• Exercise aim:
Scan the data. Collect each line that contains the word "προς".

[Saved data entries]
+--

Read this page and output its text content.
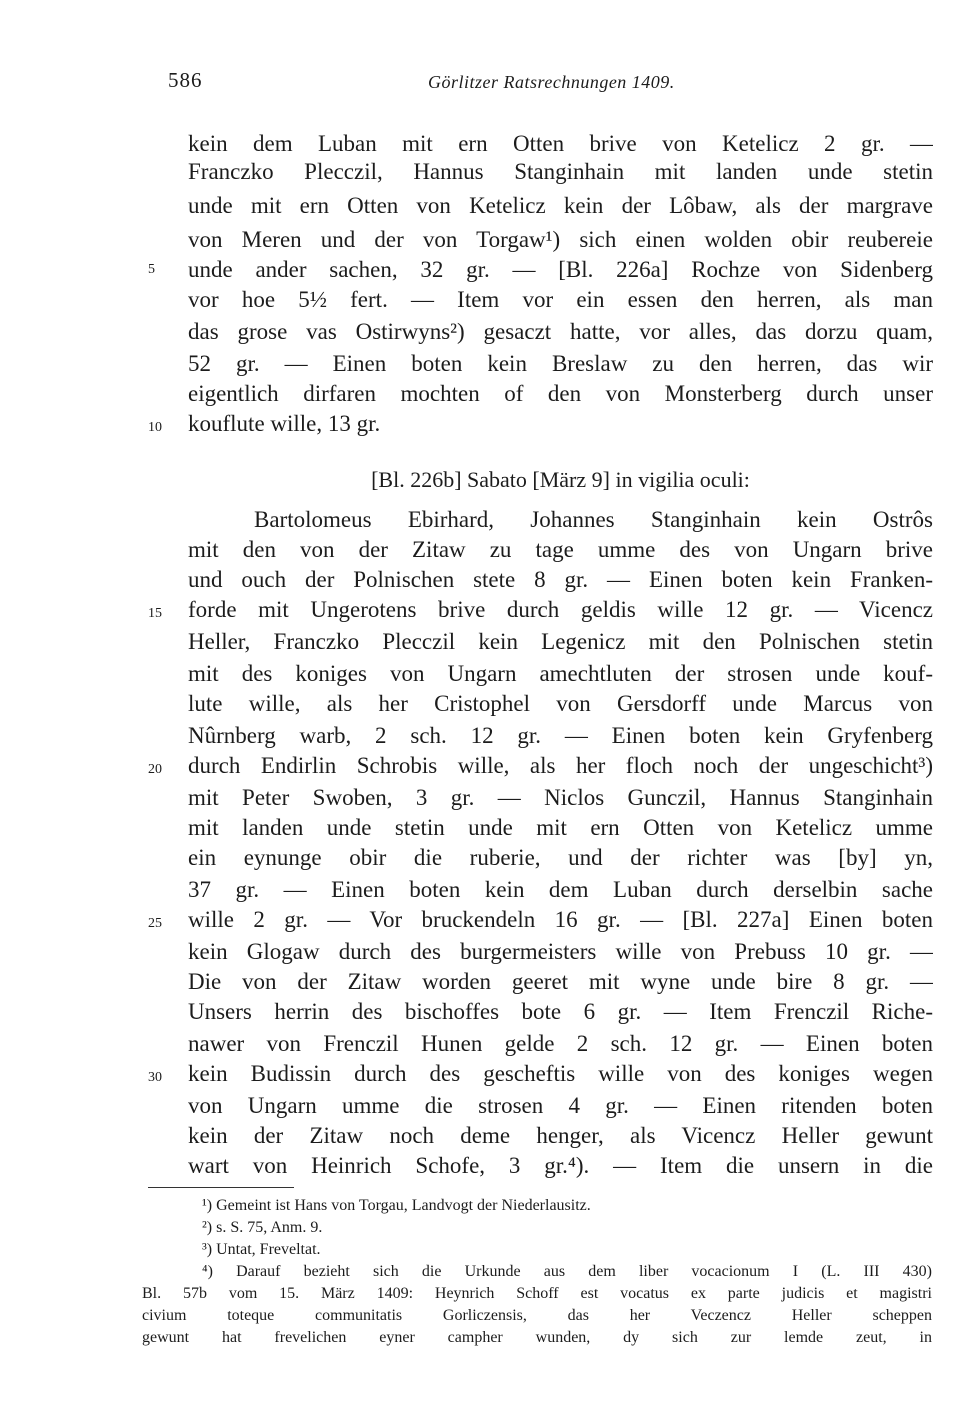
586	Görlitzer Ratsrechnungen 1409.
kein dem Luban mit ern Otten brive von Ketelicz 2 gr. —
Franczko Plecczil, Hannus Stanginhain mit landen unde stetin
unde mit ern Otten von Ketelicz kein der Lôbaw, als der margrave
von Meren und der von Torgaw¹) sich einen wolden obir reubereie
unde ander sachen, 32 gr. — [Bl. 226a] Rochze von Sidenberg
vor hoe 5½ fert. — Item vor ein essen den herren, als man
das grose vas Ostirwyns²) gesaczt hatte, vor alles, das dorzu quam,
52 gr. — Einen boten kein Breslaw zu den herren, das wir
eigentlich dirfaren mochten of den von Monsterberg durch unser
kouflute wille, 13 gr.
[Bl. 226b] Sabato [März 9] in vigilia oculi:
Bartolomeus Ebirhard, Johannes Stanginhain kein Ostrôs
mit den von der Zitaw zu tage umme des von Ungarn brive
und ouch der Polnischen stete 8 gr. — Einen boten kein Franken-
forde mit Ungerotens brive durch geldis wille 12 gr. — Vicencz
Heller, Franczko Plecczil kein Legenicz mit den Polnischen stetin
mit des koniges von Ungarn amechtluten der strosen unde kouf-
lute wille, als her Cristophel von Gersdorff unde Marcus von
Nûrnberg warb, 2 sch. 12 gr. — Einen boten kein Gryfenberg
durch Endirlin Schrobis wille, als her floch noch der ungeschicht³)
mit Peter Swoben, 3 gr. — Niclos Gunczil, Hannus Stanginhain
mit landen unde stetin unde mit ern Otten von Ketelicz umme
ein eynunge obir die ruberie, und der richter was [by] yn,
37 gr. — Einen boten kein dem Luban durch derselbin sache
wille 2 gr. — Vor bruckendeln 16 gr. — [Bl. 227a] Einen boten
kein Glogaw durch des burgermeisters wille von Prebuss 10 gr. —
Die von der Zitaw worden geeret mit wyne unde bire 8 gr. —
Unsers herrin des bischoffes bote 6 gr. — Item Frenczil Riche-
nawer von Frenczil Hunen gelde 2 sch. 12 gr. — Einen boten
kein Budissin durch des gescheftis wille von des koniges wegen
von Ungarn umme die strosen 4 gr. — Einen ritenden boten
kein der Zitaw noch deme henger, als Vicencz Heller gewunt
wart von Heinrich Schofe, 3 gr.⁴). — Item die unsern in die
5
10
15
20
25
30
¹) Gemeint ist Hans von Torgau, Landvogt der Niederlausitz.
²) s. S. 75, Anm. 9.
³) Untat, Freveltat.
⁴) Darauf bezieht sich die Urkunde aus dem liber vocacionum I (L. III 430)
Bl. 57b vom 15. März 1409: Heynrich Schoff est vocatus ex parte judicis et magistri
civium toteque communitatis Gorliczensis, das her Veczencz Heller scheppen
gewunt hat frevelichen eyner campher wunden, dy sich zur lemde zeut, in
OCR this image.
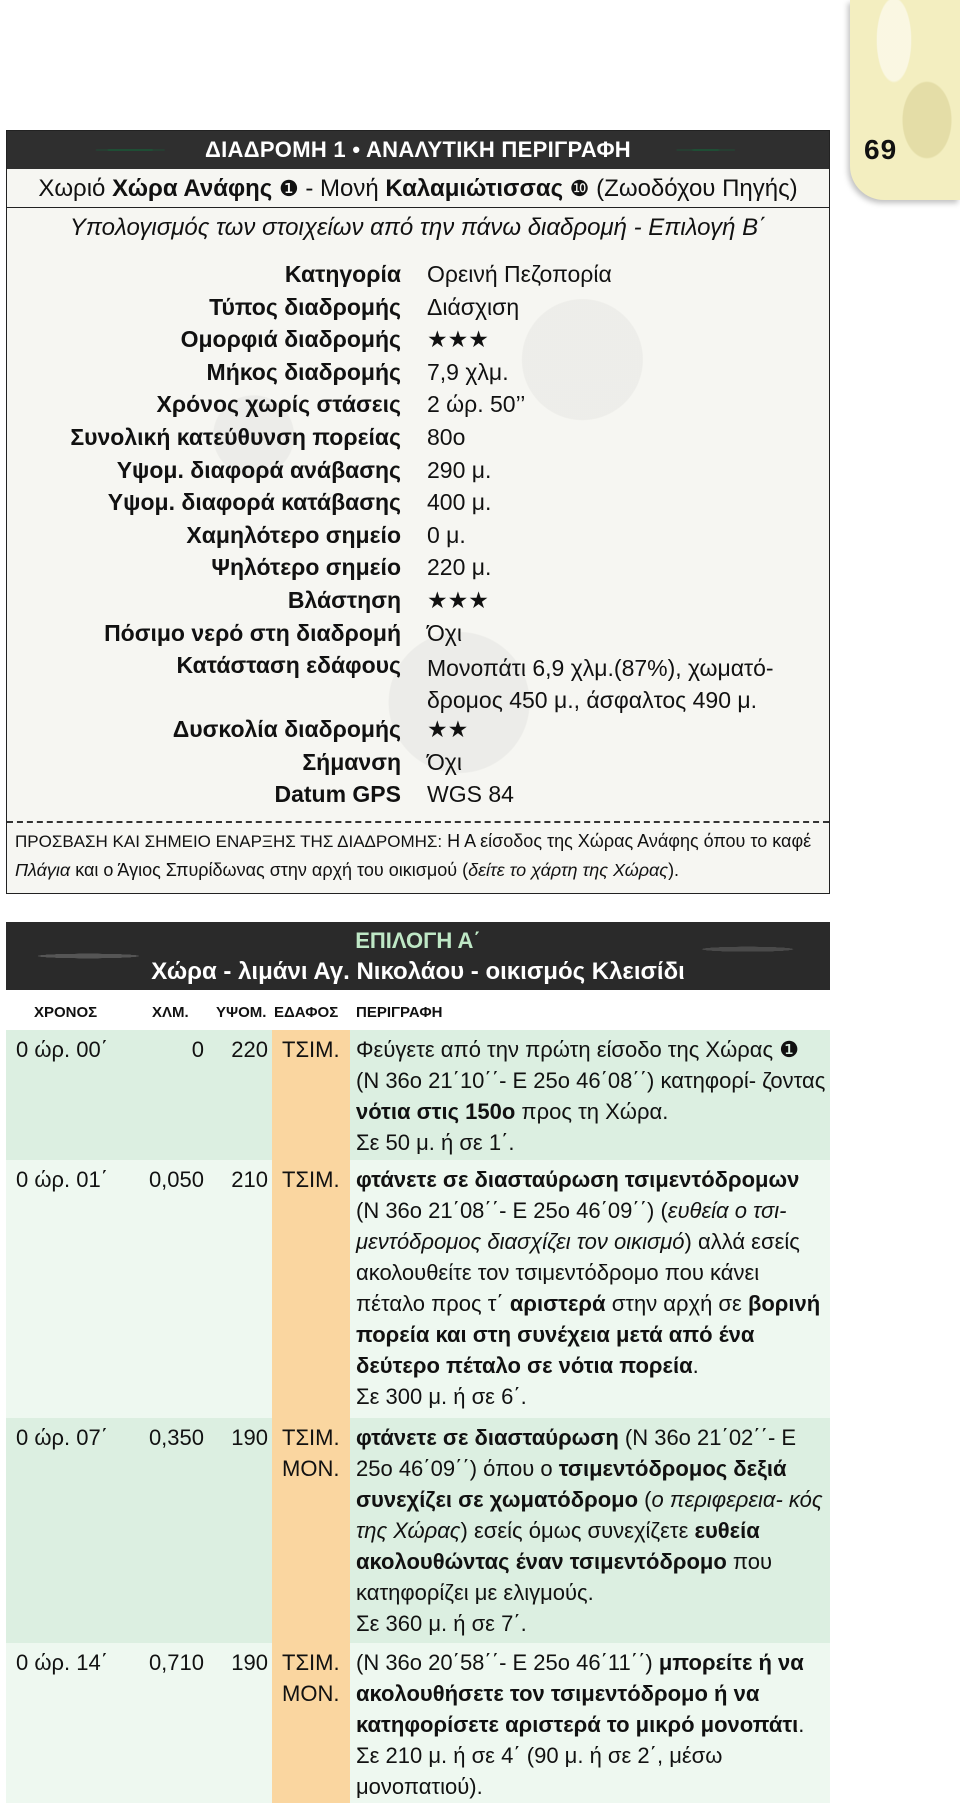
69
ΔΙΑΔΡΟΜΗ 1 • ΑΝΑΛΥΤΙΚΗ ΠΕΡΙΓΡΑΦΗ
Χωριό Χώρα Ανάφης ❶ - Μονή Καλαμιώτισσας ❿ (Ζωοδόχου Πηγής)
Υπολογισμός των στοιχείων από την πάνω διαδρομή - Επιλογή Β΄
Κατηγορία Ορεινή Πεζοπορία
Τύπος διαδρομής Διάσχιση
Ομορφιά διαδρομής ★★★
Μήκος διαδρομής 7,9 χλμ.
Χρόνος χωρίς στάσεις 2 ώρ. 50’’
Συνολική κατεύθυνση πορείας 80ο
Υψομ. διαφορά ανάβασης 290 μ.
Υψομ. διαφορά κατάβασης 400 μ.
Χαμηλότερο σημείο 0 μ.
Ψηλότερο σημείο 220 μ.
Βλάστηση ★★★
Πόσιμο νερό στη διαδρομή Όχι
Κατάσταση εδάφους Μονοπάτι 6,9 χλμ.(87%), χωματό- δρομος 450 μ., άσφαλτος 490 μ.
Δυσκολία διαδρομής ★★
Σήμανση Όχι
Datum GPS WGS 84
ΠΡΟΣΒΑΣΗ ΚΑΙ ΣΗΜΕΙΟ ΕΝΑΡΞΗΣ ΤΗΣ ΔΙΑΔΡΟΜΗΣ: Η Α είσοδος της Χώρας Ανάφης όπου το καφέ Πλάγια και ο Άγιος Σπυρίδωνας στην αρχή του οικισμού (δείτε το χάρτη της Χώρας).
ΕΠΙΛΟΓΗ Α΄
Χώρα - λιμάνι Αγ. Νικολάου - οικισμός Κλεισίδι
ΧΡΟΝΟΣ	ΧΛΜ. ΥΨΟΜ. ΕΔΑΦΟΣ ΠΕΡΙΓΡΑΦΗ
0 ώρ. 00΄	0	220 ΤΣΙΜ. Φεύγετε από την πρώτη είσοδο της Χώρας ❶ (N 36ο 21΄10΄΄- E 25ο 46΄08΄΄) κατηφορί- ζοντας νότια στις 150ο προς τη Χώρα.
Σε 50 μ. ή σε 1΄.
0 ώρ. 01΄	0,050	210 ΤΣΙΜ. φτάνετε σε διασταύρωση τσιμεντόδρομων (N 36ο 21΄08΄΄- E 25ο 46΄09΄΄) (ευθεία ο τσι- μεντόδρομος διασχίζει τον οικισμό) αλλά εσείς ακολουθείτε τον τσιμεντόδρομο που κάνει πέταλο προς τ΄ αριστερά στην αρχή σε βορινή πορεία και στη συνέχεια μετά από ένα δεύτερο πέταλο σε νότια πορεία.
Σε 300 μ. ή σε 6΄.
0 ώρ. 07΄	0,350	190 ΤΣΙΜ. ΜΟΝ.
φτάνετε σε διασταύρωση (N 36ο 21΄02΄΄- E 25ο 46΄09΄΄) όπου ο τσιμεντόδρομος δεξιά συνεχίζει σε χωματόδρομο (ο περιφερεια- κός της Χώρας) εσείς όμως συνεχίζετε ευθεία ακολουθώντας έναν τσιμεντόδρομο που κατηφορίζει με ελιγμούς.
Σε 360 μ. ή σε 7΄.
0 ώρ. 14΄	0,710	190 ΤΣΙΜ. ΜΟΝ.
(N 36ο 20΄58΄΄- E 25ο 46΄11΄΄) μπορείτε ή να ακολουθήσετε τον τσιμεντόδρομο ή να κατηφορίσετε αριστερά το μικρό μονοπάτι.
Σε 210 μ. ή σε 4΄ (90 μ. ή σε 2΄, μέσω μονοπατιού).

+--

• Task answer:
0 ώρ. 00΄	0	220 ΤΣΙΜ. Φεύγετε από την πρώτη είσοδο της Χώρας ❶ (N 36ο 21΄10΄΄- E 25ο 46΄08΄΄) κατηφορί- ζοντας νότια στις 150ο προς τη Χώρα.
0 ώρ. 01΄	0,050	210 ΤΣΙΜ. φτάνετε σε διασταύρωση τσιμεντόδρομων (N 36ο 21΄08΄΄- E 25ο 46΄09΄΄) (ευθεία ο τσι- μεντόδρομος διασχίζει τον οικισμό) αλλά εσείς ακολουθείτε τον τσιμεντόδρομο που κάνει πέταλο προς τ΄ αριστερά στην αρχή σε βορινή πορεία και στη συνέχεια μετά από ένα δεύτερο πέταλο σε νότια πορεία.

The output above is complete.